GIVEN REQUEST: Reproduce the listing word for word. Skip any image.

===== STORED RECORDS =====

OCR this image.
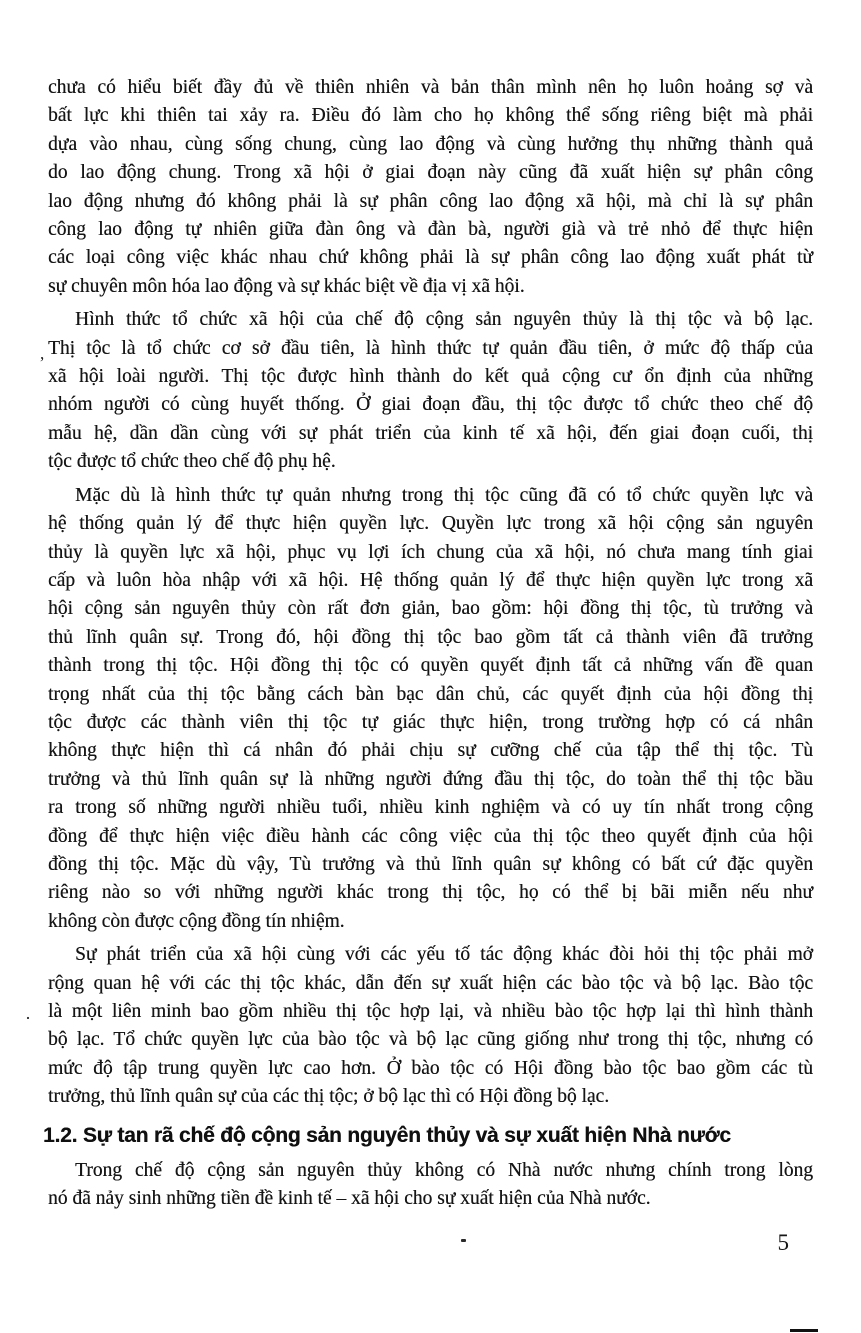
chưa có hiểu biết đầy đủ về thiên nhiên và bản thân mình nên họ luôn hoảng sợ và
bất lực khi thiên tai xảy ra. Điều đó làm cho họ không thể sống riêng biệt mà phải
dựa vào nhau, cùng sống chung, cùng lao động và cùng hưởng thụ những thành quả
do lao động chung. Trong xã hội ở giai đoạn này cũng đã xuất hiện sự phân công
lao động nhưng đó không phải là sự phân công lao động xã hội, mà chỉ là sự phân
công lao động tự nhiên giữa đàn ông và đàn bà, người già và trẻ nhỏ để thực hiện
các loại công việc khác nhau chứ không phải là sự phân công lao động xuất phát từ
sự chuyên môn hóa lao động và sự khác biệt về địa vị xã hội.
Hình thức tổ chức xã hội của chế độ cộng sản nguyên thủy là thị tộc và bộ lạc.
Thị tộc là tổ chức cơ sở đầu tiên, là hình thức tự quản đầu tiên, ở mức độ thấp của
xã hội loài người. Thị tộc được hình thành do kết quả cộng cư ổn định của những
nhóm người có cùng huyết thống. Ở giai đoạn đầu, thị tộc được tổ chức theo chế độ
mẫu hệ, dần dần cùng với sự phát triển của kinh tế xã hội, đến giai đoạn cuối, thị
tộc được tổ chức theo chế độ phụ hệ.
Mặc dù là hình thức tự quản nhưng trong thị tộc cũng đã có tổ chức quyền lực và
hệ thống quản lý để thực hiện quyền lực. Quyền lực trong xã hội cộng sản nguyên
thủy là quyền lực xã hội, phục vụ lợi ích chung của xã hội, nó chưa mang tính giai
cấp và luôn hòa nhập với xã hội. Hệ thống quản lý để thực hiện quyền lực trong xã
hội cộng sản nguyên thủy còn rất đơn giản, bao gồm: hội đồng thị tộc, tù trưởng và
thủ lĩnh quân sự. Trong đó, hội đồng thị tộc bao gồm tất cả thành viên đã trưởng
thành trong thị tộc. Hội đồng thị tộc có quyền quyết định tất cả những vấn đề quan
trọng nhất của thị tộc bằng cách bàn bạc dân chủ, các quyết định của hội đồng thị
tộc được các thành viên thị tộc tự giác thực hiện, trong trường hợp có cá nhân
không thực hiện thì cá nhân đó phải chịu sự cưỡng chế của tập thể thị tộc. Tù
trưởng và thủ lĩnh quân sự là những người đứng đầu thị tộc, do toàn thể thị tộc bầu
ra trong số những người nhiều tuổi, nhiều kinh nghiệm và có uy tín nhất trong cộng
đồng để thực hiện việc điều hành các công việc của thị tộc theo quyết định của hội
đồng thị tộc. Mặc dù vậy, Tù trưởng và thủ lĩnh quân sự không có bất cứ đặc quyền
riêng nào so với những người khác trong thị tộc, họ có thể bị bãi miễn nếu như
không còn được cộng đồng tín nhiệm.
Sự phát triển của xã hội cùng với các yếu tố tác động khác đòi hỏi thị tộc phải mở
rộng quan hệ với các thị tộc khác, dẫn đến sự xuất hiện các bào tộc và bộ lạc. Bào tộc
là một liên minh bao gồm nhiều thị tộc hợp lại, và nhiều bào tộc hợp lại thì hình thành
bộ lạc. Tổ chức quyền lực của bào tộc và bộ lạc cũng giống như trong thị tộc, nhưng có
mức độ tập trung quyền lực cao hơn. Ở bào tộc có Hội đồng bào tộc bao gồm các tù
trưởng, thủ lĩnh quân sự của các thị tộc; ở bộ lạc thì có Hội đồng bộ lạc.
1.2. Sự tan rã chế độ cộng sản nguyên thủy và sự xuất hiện Nhà nước
Trong chế độ cộng sản nguyên thủy không có Nhà nước nhưng chính trong lòng
nó đã nảy sinh những tiền đề kinh tế – xã hội cho sự xuất hiện của Nhà nước.
5
,
·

=====

SOLUTION TO THIS PROBLEM:
OCR this image.
chưa có hiểu biết đầy đủ về thiên nhiên và bản thân mình nên họ luôn hoảng sợ và
bất lực khi thiên tai xảy ra. Điều đó làm cho họ không thể sống riêng biệt mà phải
dựa vào nhau, cùng sống chung, cùng lao động và cùng hưởng thụ những thành quả
do lao động chung. Trong xã hội ở giai đoạn này cũng đã xuất hiện sự phân công
lao động nhưng đó không phải là sự phân công lao động xã hội, mà chỉ là sự phân
công lao động tự nhiên giữa đàn ông và đàn bà, người già và trẻ nhỏ để thực hiện
các loại công việc khác nhau chứ không phải là sự phân công lao động xuất phát từ
sự chuyên môn hóa lao động và sự khác biệt về địa vị xã hội.
Hình thức tổ chức xã hội của chế độ cộng sản nguyên thủy là thị tộc và bộ lạc.
Thị tộc là tổ chức cơ sở đầu tiên, là hình thức tự quản đầu tiên, ở mức độ thấp của
xã hội loài người. Thị tộc được hình thành do kết quả cộng cư ổn định của những
nhóm người có cùng huyết thống. Ở giai đoạn đầu, thị tộc được tổ chức theo chế độ
mẫu hệ, dần dần cùng với sự phát triển của kinh tế xã hội, đến giai đoạn cuối, thị
tộc được tổ chức theo chế độ phụ hệ.
Mặc dù là hình thức tự quản nhưng trong thị tộc cũng đã có tổ chức quyền lực và
hệ thống quản lý để thực hiện quyền lực. Quyền lực trong xã hội cộng sản nguyên
thủy là quyền lực xã hội, phục vụ lợi ích chung của xã hội, nó chưa mang tính giai
cấp và luôn hòa nhập với xã hội. Hệ thống quản lý để thực hiện quyền lực trong xã
hội cộng sản nguyên thủy còn rất đơn giản, bao gồm: hội đồng thị tộc, tù trưởng và
thủ lĩnh quân sự. Trong đó, hội đồng thị tộc bao gồm tất cả thành viên đã trưởng
thành trong thị tộc. Hội đồng thị tộc có quyền quyết định tất cả những vấn đề quan
trọng nhất của thị tộc bằng cách bàn bạc dân chủ, các quyết định của hội đồng thị
tộc được các thành viên thị tộc tự giác thực hiện, trong trường hợp có cá nhân
không thực hiện thì cá nhân đó phải chịu sự cưỡng chế của tập thể thị tộc. Tù
trưởng và thủ lĩnh quân sự là những người đứng đầu thị tộc, do toàn thể thị tộc bầu
ra trong số những người nhiều tuổi, nhiều kinh nghiệm và có uy tín nhất trong cộng
đồng để thực hiện việc điều hành các công việc của thị tộc theo quyết định của hội
đồng thị tộc. Mặc dù vậy, Tù trưởng và thủ lĩnh quân sự không có bất cứ đặc quyền
riêng nào so với những người khác trong thị tộc, họ có thể bị bãi miễn nếu như
không còn được cộng đồng tín nhiệm.
Sự phát triển của xã hội cùng với các yếu tố tác động khác đòi hỏi thị tộc phải mở
rộng quan hệ với các thị tộc khác, dẫn đến sự xuất hiện các bào tộc và bộ lạc. Bào tộc
là một liên minh bao gồm nhiều thị tộc hợp lại, và nhiều bào tộc hợp lại thì hình thành
bộ lạc. Tổ chức quyền lực của bào tộc và bộ lạc cũng giống như trong thị tộc, nhưng có
mức độ tập trung quyền lực cao hơn. Ở bào tộc có Hội đồng bào tộc bao gồm các tù
trưởng, thủ lĩnh quân sự của các thị tộc; ở bộ lạc thì có Hội đồng bộ lạc.
1.2. Sự tan rã chế độ cộng sản nguyên thủy và sự xuất hiện Nhà nước
Trong chế độ cộng sản nguyên thủy không có Nhà nước nhưng chính trong lòng
nó đã nảy sinh những tiền đề kinh tế – xã hội cho sự xuất hiện của Nhà nước.
5
,
·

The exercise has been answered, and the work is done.